> STATED GOAL: Produce an exact copy of all the records.

— start RECORDS PROVIDED —

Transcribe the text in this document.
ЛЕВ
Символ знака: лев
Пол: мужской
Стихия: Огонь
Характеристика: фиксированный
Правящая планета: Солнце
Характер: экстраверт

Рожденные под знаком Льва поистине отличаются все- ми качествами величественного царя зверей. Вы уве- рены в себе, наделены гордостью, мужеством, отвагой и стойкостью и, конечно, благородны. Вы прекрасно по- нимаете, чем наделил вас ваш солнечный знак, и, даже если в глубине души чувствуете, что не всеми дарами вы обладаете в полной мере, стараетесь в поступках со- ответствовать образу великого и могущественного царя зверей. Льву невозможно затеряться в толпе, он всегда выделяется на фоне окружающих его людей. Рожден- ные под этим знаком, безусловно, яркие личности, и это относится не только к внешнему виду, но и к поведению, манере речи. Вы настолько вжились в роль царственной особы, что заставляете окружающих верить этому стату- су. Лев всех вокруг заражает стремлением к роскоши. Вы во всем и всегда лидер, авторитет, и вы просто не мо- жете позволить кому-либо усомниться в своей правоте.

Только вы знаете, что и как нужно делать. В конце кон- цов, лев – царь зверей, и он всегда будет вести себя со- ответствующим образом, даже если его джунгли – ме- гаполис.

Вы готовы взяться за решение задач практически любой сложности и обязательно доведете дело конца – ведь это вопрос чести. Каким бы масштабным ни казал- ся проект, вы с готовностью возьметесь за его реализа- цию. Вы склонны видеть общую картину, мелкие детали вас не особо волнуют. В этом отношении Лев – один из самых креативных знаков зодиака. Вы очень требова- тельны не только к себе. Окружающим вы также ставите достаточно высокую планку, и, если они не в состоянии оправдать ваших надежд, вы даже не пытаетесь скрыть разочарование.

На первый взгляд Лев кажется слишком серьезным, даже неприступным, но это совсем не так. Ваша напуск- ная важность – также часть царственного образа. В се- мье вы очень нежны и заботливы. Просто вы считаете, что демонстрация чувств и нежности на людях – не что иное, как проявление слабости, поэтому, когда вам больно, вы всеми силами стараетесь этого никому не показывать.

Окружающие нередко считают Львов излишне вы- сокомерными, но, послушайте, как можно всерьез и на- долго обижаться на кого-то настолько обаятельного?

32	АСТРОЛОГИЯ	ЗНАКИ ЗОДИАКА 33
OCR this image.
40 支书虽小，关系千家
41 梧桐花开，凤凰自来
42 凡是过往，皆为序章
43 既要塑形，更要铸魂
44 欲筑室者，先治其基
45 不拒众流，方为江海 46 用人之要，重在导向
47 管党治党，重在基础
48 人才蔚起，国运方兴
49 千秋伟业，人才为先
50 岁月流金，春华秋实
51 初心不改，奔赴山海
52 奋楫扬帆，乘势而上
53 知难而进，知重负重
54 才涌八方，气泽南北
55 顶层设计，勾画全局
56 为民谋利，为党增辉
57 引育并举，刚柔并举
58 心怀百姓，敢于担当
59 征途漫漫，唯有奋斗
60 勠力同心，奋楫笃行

— end RECORDS PROVIDED —

> WRITTEN ANSWER:
Transcribe the text in this document.
ЛЕВ
Символ знака: лев
Пол: мужской
Стихия: Огонь
Характеристика: фиксированный
Правящая планета: Солнце
Характер: экстраверт

Рожденные под знаком Льва поистине отличаются все- ми качествами величественного царя зверей. Вы уве- рены в себе, наделены гордостью, мужеством, отвагой и стойкостью и, конечно, благородны. Вы прекрасно по- нимаете, чем наделил вас ваш солнечный знак, и, даже если в глубине души чувствуете, что не всеми дарами вы обладаете в полной мере, стараетесь в поступках со- ответствовать образу великого и могущественного царя зверей. Льву невозможно затеряться в толпе, он всегда выделяется на фоне окружающих его людей. Рожден- ные под этим знаком, безусловно, яркие личности, и это относится не только к внешнему виду, но и к поведению, манере речи. Вы настолько вжились в роль царственной особы, что заставляете окружающих верить этому стату- су. Лев всех вокруг заражает стремлением к роскоши. Вы во всем и всегда лидер, авторитет, и вы просто не мо- жете позволить кому-либо усомниться в своей правоте.

Только вы знаете, что и как нужно делать. В конце кон- цов, лев – царь зверей, и он всегда будет вести себя со- ответствующим образом, даже если его джунгли – ме- гаполис.

Вы готовы взяться за решение задач практически любой сложности и обязательно доведете дело конца – ведь это вопрос чести. Каким бы масштабным ни казал- ся проект, вы с готовностью возьметесь за его реализа- цию. Вы склонны видеть общую картину, мелкие детали вас не особо волнуют. В этом отношении Лев – один из самых креативных знаков зодиака. Вы очень требова- тельны не только к себе. Окружающим вы также ставите достаточно высокую планку, и, если они не в состоянии оправдать ваших надежд, вы даже не пытаетесь скрыть разочарование.

На первый взгляд Лев кажется слишком серьезным, даже неприступным, но это совсем не так. Ваша напуск- ная важность – также часть царственного образа. В се- мье вы очень нежны и заботливы. Просто вы считаете, что демонстрация чувств и нежности на людях – не что иное, как проявление слабости, поэтому, когда вам больно, вы всеми силами стараетесь этого никому не показывать.

Окружающие нередко считают Львов излишне вы- сокомерными, но, послушайте, как можно всерьез и на- долго обижаться на кого-то настолько обаятельного?

32	АСТРОЛОГИЯ	ЗНАКИ ЗОДИАКА 33
OCR this image.
40 支书虽小，关系千家
41 梧桐花开，凤凰自来
42 凡是过往，皆为序章
43 既要塑形，更要铸魂
44 欲筑室者，先治其基
45 不拒众流，方为江海 46 用人之要，重在导向
47 管党治党，重在基础
48 人才蔚起，国运方兴
49 千秋伟业，人才为先
50 岁月流金，春华秋实
51 初心不改，奔赴山海
52 奋楫扬帆，乘势而上
53 知难而进，知重负重
54 才涌八方，气泽南北
55 顶层设计，勾画全局
56 为民谋利，为党增辉
57 引育并举，刚柔并举
58 心怀百姓，敢于担当
59 征途漫漫，唯有奋斗
60 勠力同心，奋楫笃行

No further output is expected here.